(Records from a dataset)
»»
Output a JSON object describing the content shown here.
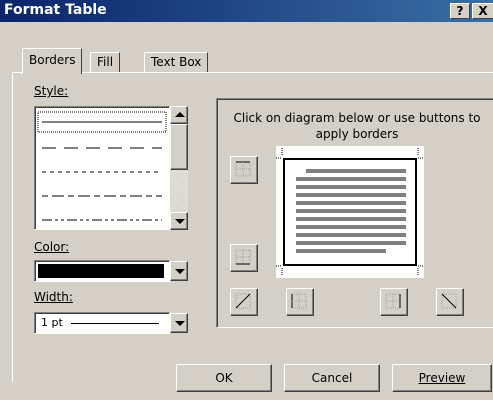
{
  "window": {
    "title": "Format Table",
    "help_button": "?",
    "close_button": "X"
  },
  "tabs": [
    {
      "label": "Borders",
      "active": true
    },
    {
      "label": "Fill",
      "active": false
    },
    {
      "label": "Text Box",
      "active": false
    }
  ],
  "style": {
    "label": "Style:",
    "line_styles": [
      "solid",
      "dashed",
      "dotted",
      "dash-dot",
      "long-dash-dot"
    ],
    "selected_index": 0
  },
  "color": {
    "label": "Color:",
    "value_color": "#000000"
  },
  "width": {
    "label": "Width:",
    "value": "1 pt"
  },
  "preview": {
    "instruction": "Click on diagram below or use buttons to apply borders"
  },
  "buttons": {
    "ok": "OK",
    "cancel": "Cancel",
    "preview": "Preview"
  }
}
««
> **Written request**:
Identify and copy all lines with the word "label".

> **Expected answer**:
      "label": "Borders",
      "label": "Fill",
      "label": "Text Box",
    "label": "Style:",
    "label": "Color:",
    "label": "Width:",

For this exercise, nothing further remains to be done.